The Joint Casas Grandes Expedition revealed the extraordinary nature of this site: monumental architecture, massive ball courts, ritual mounds, over a ton of shell artifacts, hundreds of skeletons of multicolored macaws and their pens, copper from west Mexico, and rich political and religious life with Mesoamerican-related images and rituals. Paquimé was not one sole community but was surrounded by hundreds of outlying villages in the region, indicating a zone that sustained thousands of inhabitants and influenced groups much farther afield.
 
In celebration of the Amerind Foundation’s seventieth anniversary, sixteen scholars with direct and substantial experience in Casas Grandes archaeology present nine chapters covering its economy, chronology, history, religion, regional organization, and importance. The two final chapters examine Paquimé in broader geographic perspectives. This volume sheds new light on Casas Grandes/Paquimé, a great town well-adapted to its physical and economic environment that disappeared just before Spanish contact.

**DATA EXTRACT:**

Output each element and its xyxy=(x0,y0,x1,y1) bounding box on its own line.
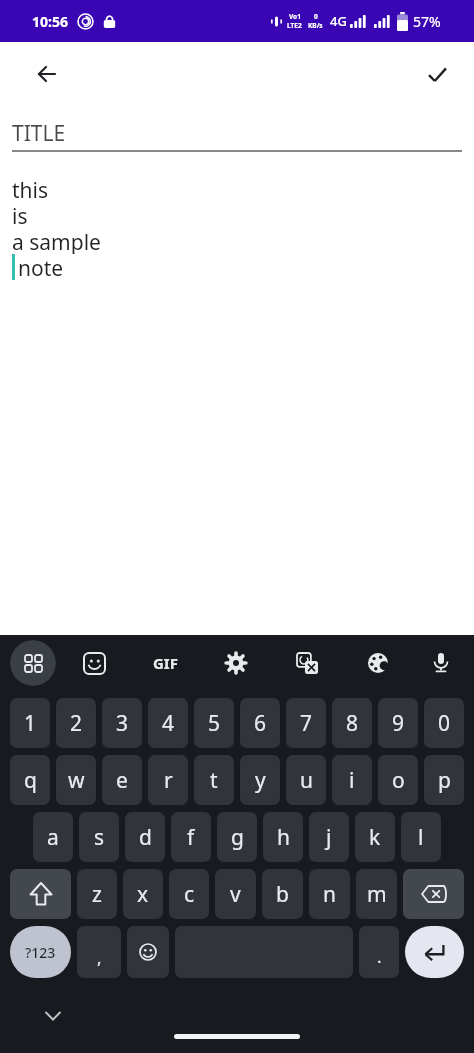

**STATED TASK:**
Answer these questions using the Paquimé text:
1. Where did the copper found at the site come from?
2. How many scholars contributed to the volume?
3. Which anniversary does the volume celebrate?

**CORRECT RESPONSE:**
1. West Mexico.
2. Sixteen.
3. The Amerind Foundation's seventieth anniversary.